(Data items)
## Start
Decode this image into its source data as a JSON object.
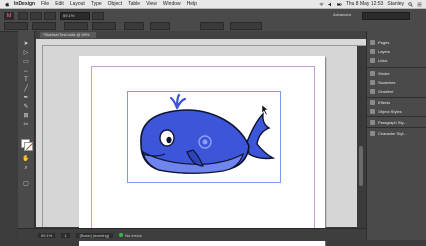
{
  "menubar": {
    "app_name": "InDesign",
    "items": [
      "File",
      "Edit",
      "Layout",
      "Type",
      "Object",
      "Table",
      "View",
      "Window",
      "Help"
    ],
    "clock": "Thu 8 May  12:53",
    "user": "Stanley"
  },
  "control": {
    "zoom": "69.1%",
    "workspace": "Advanced"
  },
  "document": {
    "tab_label": "*Starfish/Test.indd @ 69%"
  },
  "statusbar": {
    "zoom": "69.1%",
    "page": "1",
    "mode": "[Basic] (working)",
    "errors": "No errors"
  },
  "panels": [
    {
      "label": "Pages",
      "icon": "pages-icon"
    },
    {
      "label": "Layers",
      "icon": "layers-icon"
    },
    {
      "label": "Links",
      "icon": "links-icon"
    },
    {
      "label": "Stroke",
      "icon": "stroke-icon"
    },
    {
      "label": "Swatches",
      "icon": "swatches-icon"
    },
    {
      "label": "Gradient",
      "icon": "gradient-icon"
    },
    {
      "label": "Effects",
      "icon": "effects-icon"
    },
    {
      "label": "Object Styles",
      "icon": "object-styles-icon"
    },
    {
      "label": "Paragraph Sty...",
      "icon": "paragraph-styles-icon"
    },
    {
      "label": "Character Styl...",
      "icon": "character-styles-icon"
    }
  ],
  "colors": {
    "whale_body": "#3d55d8",
    "whale_belly": "#6f84ee",
    "whale_outline": "#0e1430",
    "margin_guide": "#c49ad8",
    "frame_edge": "#7a9be8"
  }
}
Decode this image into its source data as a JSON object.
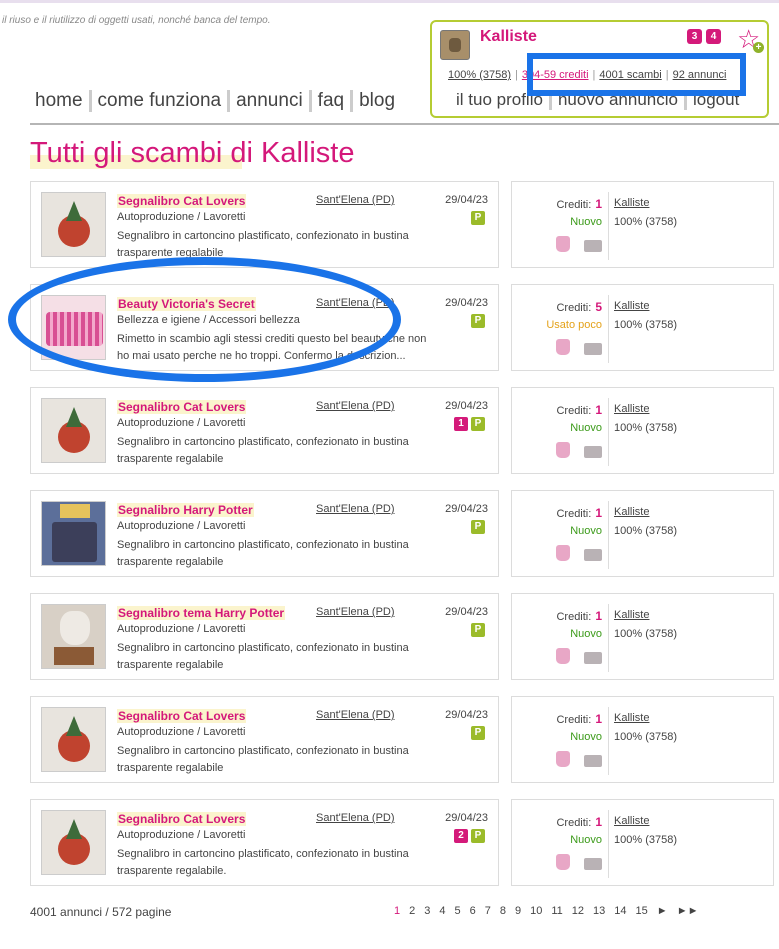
{
  "header": {
    "tagline": "il riuso e il riutilizzo di oggetti usati, nonché banca del tempo."
  },
  "nav": [
    "home",
    "come funziona",
    "annunci",
    "faq",
    "blog"
  ],
  "user": {
    "name": "Kalliste",
    "badges": [
      "3",
      "4"
    ],
    "rating": "100% (3758)",
    "credits": "304-59  crediti",
    "exchanges": "4001 scambi",
    "ads": "92 annunci",
    "links": [
      "il tuo profilo",
      "nuovo annuncio",
      "logout"
    ]
  },
  "page_title": "Tutti gli scambi di Kalliste",
  "listings": [
    {
      "title": "Segnalibro Cat Lovers",
      "location": "Sant'Elena (PD)",
      "date": "29/04/23",
      "category": "Autoproduzione / Lavoretti",
      "description": "Segnalibro in cartoncino plastificato, confezionato in bustina trasparente regalabile",
      "tags": [
        "P"
      ],
      "credits": "1",
      "condition": "Nuovo",
      "owner": "Kalliste",
      "owner_rating": "100% (3758)"
    },
    {
      "title": "Beauty Victoria's Secret",
      "location": "Sant'Elena (PD)",
      "date": "29/04/23",
      "category": "Bellezza e igiene / Accessori bellezza",
      "description": "Rimetto in scambio agli stessi crediti questo bel beauty che non ho mai usato perche ne ho troppi. Confermo la descrizion...",
      "tags": [
        "P"
      ],
      "credits": "5",
      "condition": "Usato poco",
      "owner": "Kalliste",
      "owner_rating": "100% (3758)"
    },
    {
      "title": "Segnalibro Cat Lovers",
      "location": "Sant'Elena (PD)",
      "date": "29/04/23",
      "category": "Autoproduzione / Lavoretti",
      "description": "Segnalibro in cartoncino plastificato, confezionato in bustina trasparente regalabile",
      "tags": [
        "1",
        "P"
      ],
      "credits": "1",
      "condition": "Nuovo",
      "owner": "Kalliste",
      "owner_rating": "100% (3758)"
    },
    {
      "title": "Segnalibro Harry Potter",
      "location": "Sant'Elena (PD)",
      "date": "29/04/23",
      "category": "Autoproduzione / Lavoretti",
      "description": "Segnalibro in cartoncino plastificato, confezionato in bustina trasparente regalabile",
      "tags": [
        "P"
      ],
      "credits": "1",
      "condition": "Nuovo",
      "owner": "Kalliste",
      "owner_rating": "100% (3758)"
    },
    {
      "title": "Segnalibro tema Harry Potter",
      "location": "Sant'Elena (PD)",
      "date": "29/04/23",
      "category": "Autoproduzione / Lavoretti",
      "description": "Segnalibro in cartoncino plastificato, confezionato in bustina trasparente regalabile",
      "tags": [
        "P"
      ],
      "credits": "1",
      "condition": "Nuovo",
      "owner": "Kalliste",
      "owner_rating": "100% (3758)"
    },
    {
      "title": "Segnalibro Cat Lovers",
      "location": "Sant'Elena (PD)",
      "date": "29/04/23",
      "category": "Autoproduzione / Lavoretti",
      "description": "Segnalibro in cartoncino plastificato, confezionato in bustina trasparente regalabile",
      "tags": [
        "P"
      ],
      "credits": "1",
      "condition": "Nuovo",
      "owner": "Kalliste",
      "owner_rating": "100% (3758)"
    },
    {
      "title": "Segnalibro Cat Lovers",
      "location": "Sant'Elena (PD)",
      "date": "29/04/23",
      "category": "Autoproduzione / Lavoretti",
      "description": "Segnalibro in cartoncino plastificato, confezionato in bustina trasparente regalabile.",
      "tags": [
        "2",
        "P"
      ],
      "credits": "1",
      "condition": "Nuovo",
      "owner": "Kalliste",
      "owner_rating": "100% (3758)"
    }
  ],
  "labels": {
    "credits": "Crediti:"
  },
  "footer": {
    "summary": "4001 annunci / 572 pagine",
    "pages": [
      "1",
      "2",
      "3",
      "4",
      "5",
      "6",
      "7",
      "8",
      "9",
      "10",
      "11",
      "12",
      "13",
      "14",
      "15"
    ],
    "next": "►",
    "last": "►►"
  },
  "icons": [
    "avatar-image",
    "star-add-icon",
    "hand-icon",
    "truck-icon"
  ],
  "colors": {
    "accent": "#d4187a",
    "highlight_bg": "#fbf4cd",
    "green": "#9bbb2a",
    "condition_new": "#3b9a19",
    "condition_used": "#e4a21a",
    "annotation_blue": "#1a73e8"
  }
}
## End
PROBLEM TO WORK ON —
Extract every line that has the string "Potter" in it.

ANSWER BELOW —
      "title": "Segnalibro Harry Potter",
      "title": "Segnalibro tema Harry Potter",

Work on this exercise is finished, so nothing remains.